[[ ENTRIES PROVIDED, beginning ]]
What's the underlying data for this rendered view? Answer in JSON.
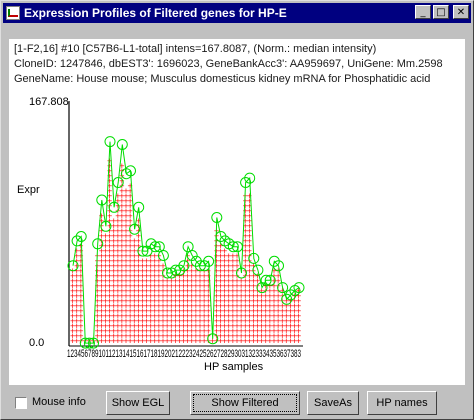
{
  "window": {
    "title": "Expression Profiles of Filtered genes for HP-E",
    "minimize_glyph": "_",
    "maximize_glyph": "□",
    "close_glyph": "✕"
  },
  "info": {
    "line1": "[1-F2,16] #10 [C57B6-L1-total] intens=167.8087, (Norm.: median intensity)",
    "line2": "CloneID: 1247846, dbEST3': 1696023, GeneBankAcc3': AA959697, UniGene: Mm.2598",
    "line3": "GeneName: House mouse; Musculus domesticus kidney mRNA for Phosphatidic acid"
  },
  "chart_data": {
    "type": "line",
    "ylabel": "Expr",
    "xlabel": "HP samples",
    "ylim": [
      0.0,
      167.808
    ],
    "y_tick_labels": [
      "167.808",
      "0.0"
    ],
    "x_tick_text": "1234567891011213141516171819202122232425262728293031323334353637383",
    "colors": {
      "distribution": "#ff0000",
      "profile": "#00dd00",
      "axis": "#000000"
    },
    "series": [
      {
        "values": [
          55,
          72,
          75,
          2,
          2,
          2,
          70,
          100,
          82,
          140,
          95,
          112,
          138,
          118,
          120,
          80,
          95,
          65,
          65,
          70,
          68,
          68,
          62,
          50,
          50,
          52,
          52,
          55,
          68,
          62,
          58,
          55,
          55,
          58,
          5,
          88,
          75,
          72,
          70,
          68,
          68,
          50,
          112,
          115,
          60,
          52,
          40,
          45,
          45,
          58,
          55,
          40,
          32,
          35,
          38,
          40
        ]
      }
    ]
  },
  "controls": {
    "mouse_info_label": "Mouse info",
    "mouse_info_checked": false,
    "show_egl_label": "Show EGL",
    "show_filtered_label": "Show Filtered",
    "saveas_label": "SaveAs",
    "hp_names_label": "HP names"
  }
}
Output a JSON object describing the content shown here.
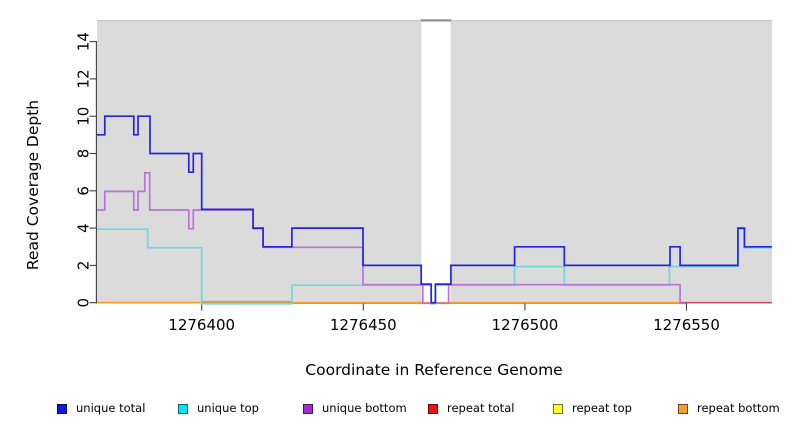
[[ ENTRIES PROVIDED, end ]]
### WHAT THE EXERCISE ASKS
Full transcription of the material, exact in every line, without images.

### OUTPUT OF THE TASK
What's the underlying data for this rendered view? Answer in JSON.
{
  "window": {
    "title": "Expression Profiles of Filtered genes for HP-E",
    "minimize_glyph": "_",
    "maximize_glyph": "□",
    "close_glyph": "✕"
  },
  "info": {
    "line1": "[1-F2,16] #10 [C57B6-L1-total] intens=167.8087, (Norm.: median intensity)",
    "line2": "CloneID: 1247846, dbEST3': 1696023, GeneBankAcc3': AA959697, UniGene: Mm.2598",
    "line3": "GeneName: House mouse; Musculus domesticus kidney mRNA for Phosphatidic acid"
  },
  "chart_data": {
    "type": "line",
    "ylabel": "Expr",
    "xlabel": "HP samples",
    "ylim": [
      0.0,
      167.808
    ],
    "y_tick_labels": [
      "167.808",
      "0.0"
    ],
    "x_tick_text": "1234567891011213141516171819202122232425262728293031323334353637383",
    "colors": {
      "distribution": "#ff0000",
      "profile": "#00dd00",
      "axis": "#000000"
    },
    "series": [
      {
        "values": [
          55,
          72,
          75,
          2,
          2,
          2,
          70,
          100,
          82,
          140,
          95,
          112,
          138,
          118,
          120,
          80,
          95,
          65,
          65,
          70,
          68,
          68,
          62,
          50,
          50,
          52,
          52,
          55,
          68,
          62,
          58,
          55,
          55,
          58,
          5,
          88,
          75,
          72,
          70,
          68,
          68,
          50,
          112,
          115,
          60,
          52,
          40,
          45,
          45,
          58,
          55,
          40,
          32,
          35,
          38,
          40
        ]
      }
    ]
  },
  "controls": {
    "mouse_info_label": "Mouse info",
    "mouse_info_checked": false,
    "show_egl_label": "Show EGL",
    "show_filtered_label": "Show Filtered",
    "saveas_label": "SaveAs",
    "hp_names_label": "HP names"
  }
}
Output a JSON object describing the content shown here.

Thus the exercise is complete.